GOAL: Quote every line below exactly and skip any picture.

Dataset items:
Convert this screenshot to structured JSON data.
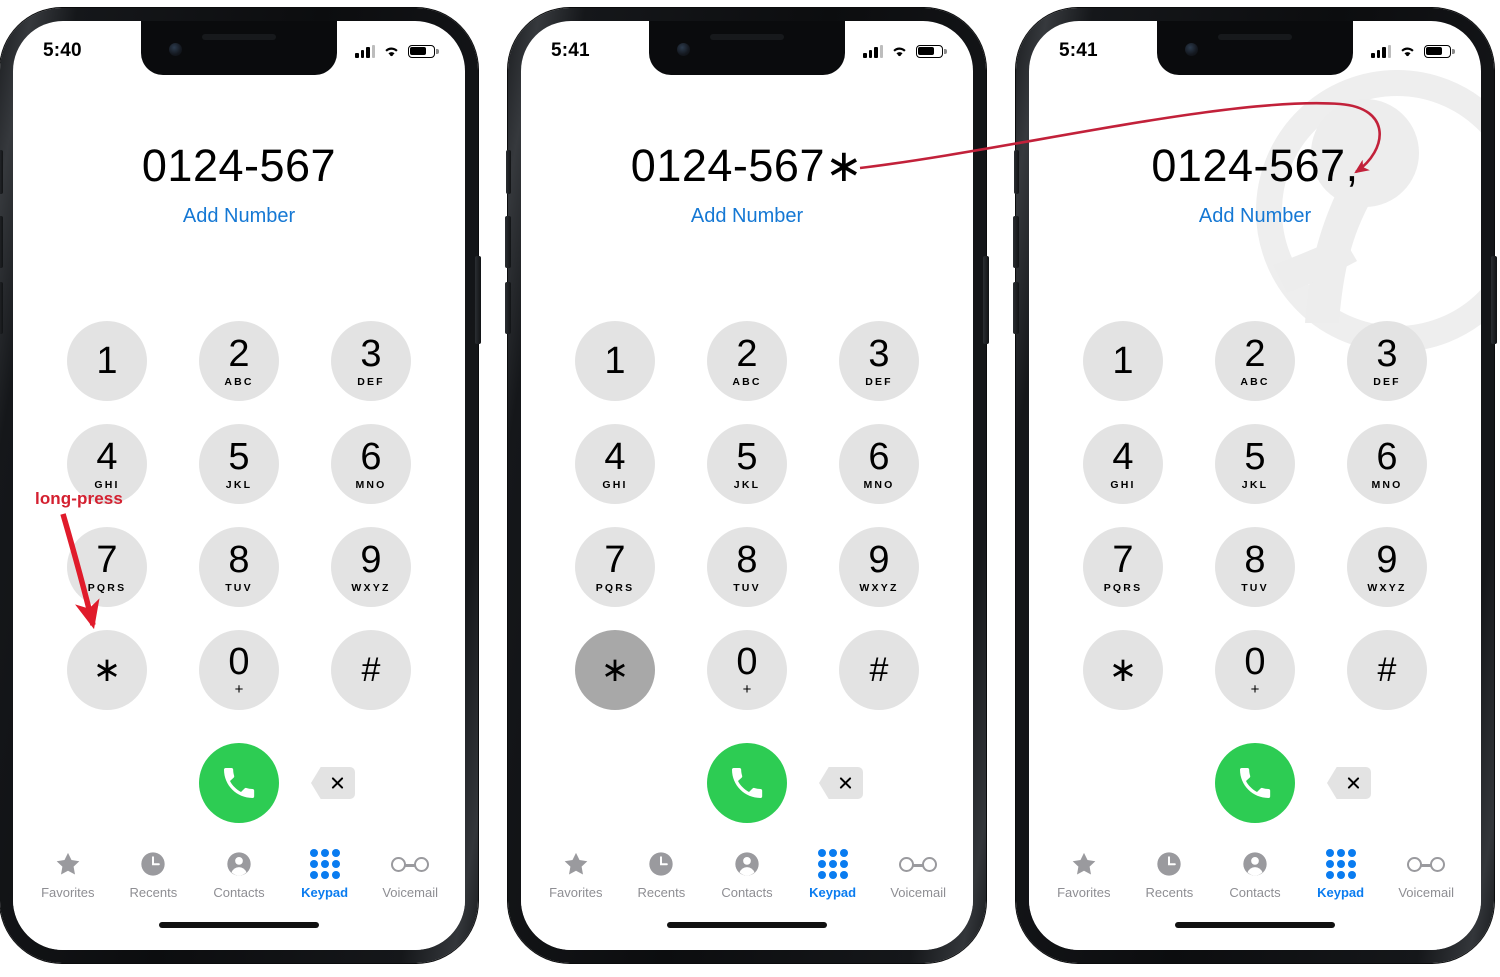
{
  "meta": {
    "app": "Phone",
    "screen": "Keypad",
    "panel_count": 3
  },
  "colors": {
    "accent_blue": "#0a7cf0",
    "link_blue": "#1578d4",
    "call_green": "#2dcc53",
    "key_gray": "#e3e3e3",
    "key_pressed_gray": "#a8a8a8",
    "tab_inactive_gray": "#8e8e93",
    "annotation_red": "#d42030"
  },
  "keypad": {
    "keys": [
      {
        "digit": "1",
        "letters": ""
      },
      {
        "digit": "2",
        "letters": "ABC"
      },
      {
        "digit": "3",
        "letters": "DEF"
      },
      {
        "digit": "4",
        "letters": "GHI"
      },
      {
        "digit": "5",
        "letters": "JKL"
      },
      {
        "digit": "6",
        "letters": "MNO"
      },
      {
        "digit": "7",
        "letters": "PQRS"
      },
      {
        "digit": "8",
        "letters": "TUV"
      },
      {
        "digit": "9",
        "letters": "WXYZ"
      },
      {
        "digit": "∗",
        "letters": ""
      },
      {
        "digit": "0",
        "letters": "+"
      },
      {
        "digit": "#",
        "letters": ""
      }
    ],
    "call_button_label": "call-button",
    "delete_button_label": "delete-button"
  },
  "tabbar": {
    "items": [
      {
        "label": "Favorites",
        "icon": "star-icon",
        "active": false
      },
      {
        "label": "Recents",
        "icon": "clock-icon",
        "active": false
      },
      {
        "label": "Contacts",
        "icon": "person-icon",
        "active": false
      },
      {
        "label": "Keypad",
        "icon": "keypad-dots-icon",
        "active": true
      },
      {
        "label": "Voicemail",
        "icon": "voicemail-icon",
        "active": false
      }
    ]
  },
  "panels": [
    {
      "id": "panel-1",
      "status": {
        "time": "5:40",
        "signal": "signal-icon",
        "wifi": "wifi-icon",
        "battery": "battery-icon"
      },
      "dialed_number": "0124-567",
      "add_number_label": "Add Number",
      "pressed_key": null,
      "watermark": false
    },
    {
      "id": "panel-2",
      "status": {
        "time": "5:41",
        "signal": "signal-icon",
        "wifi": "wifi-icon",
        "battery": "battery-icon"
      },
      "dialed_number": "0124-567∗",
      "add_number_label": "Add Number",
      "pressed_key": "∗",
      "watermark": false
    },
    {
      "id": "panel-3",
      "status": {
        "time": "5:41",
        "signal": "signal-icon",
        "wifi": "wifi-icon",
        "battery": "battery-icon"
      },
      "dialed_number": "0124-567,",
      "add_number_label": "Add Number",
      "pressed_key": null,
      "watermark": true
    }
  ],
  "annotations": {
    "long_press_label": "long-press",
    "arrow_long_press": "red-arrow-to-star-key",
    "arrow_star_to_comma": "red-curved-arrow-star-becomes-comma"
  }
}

TASK ANSWER:
Convert this screenshot to structured JSON data.
{
  "meta": {
    "app": "Phone",
    "screen": "Keypad",
    "panel_count": 3
  },
  "colors": {
    "accent_blue": "#0a7cf0",
    "link_blue": "#1578d4",
    "call_green": "#2dcc53",
    "key_gray": "#e3e3e3",
    "key_pressed_gray": "#a8a8a8",
    "tab_inactive_gray": "#8e8e93",
    "annotation_red": "#d42030"
  },
  "keypad": {
    "keys": [
      {
        "digit": "1",
        "letters": ""
      },
      {
        "digit": "2",
        "letters": "ABC"
      },
      {
        "digit": "3",
        "letters": "DEF"
      },
      {
        "digit": "4",
        "letters": "GHI"
      },
      {
        "digit": "5",
        "letters": "JKL"
      },
      {
        "digit": "6",
        "letters": "MNO"
      },
      {
        "digit": "7",
        "letters": "PQRS"
      },
      {
        "digit": "8",
        "letters": "TUV"
      },
      {
        "digit": "9",
        "letters": "WXYZ"
      },
      {
        "digit": "∗",
        "letters": ""
      },
      {
        "digit": "0",
        "letters": "+"
      },
      {
        "digit": "#",
        "letters": ""
      }
    ],
    "call_button_label": "call-button",
    "delete_button_label": "delete-button"
  },
  "tabbar": {
    "items": [
      {
        "label": "Favorites",
        "icon": "star-icon",
        "active": false
      },
      {
        "label": "Recents",
        "icon": "clock-icon",
        "active": false
      },
      {
        "label": "Contacts",
        "icon": "person-icon",
        "active": false
      },
      {
        "label": "Keypad",
        "icon": "keypad-dots-icon",
        "active": true
      },
      {
        "label": "Voicemail",
        "icon": "voicemail-icon",
        "active": false
      }
    ]
  },
  "panels": [
    {
      "id": "panel-1",
      "status": {
        "time": "5:40",
        "signal": "signal-icon",
        "wifi": "wifi-icon",
        "battery": "battery-icon"
      },
      "dialed_number": "0124-567",
      "add_number_label": "Add Number",
      "pressed_key": null,
      "watermark": false
    },
    {
      "id": "panel-2",
      "status": {
        "time": "5:41",
        "signal": "signal-icon",
        "wifi": "wifi-icon",
        "battery": "battery-icon"
      },
      "dialed_number": "0124-567∗",
      "add_number_label": "Add Number",
      "pressed_key": "∗",
      "watermark": false
    },
    {
      "id": "panel-3",
      "status": {
        "time": "5:41",
        "signal": "signal-icon",
        "wifi": "wifi-icon",
        "battery": "battery-icon"
      },
      "dialed_number": "0124-567,",
      "add_number_label": "Add Number",
      "pressed_key": null,
      "watermark": true
    }
  ],
  "annotations": {
    "long_press_label": "long-press",
    "arrow_long_press": "red-arrow-to-star-key",
    "arrow_star_to_comma": "red-curved-arrow-star-becomes-comma"
  }
}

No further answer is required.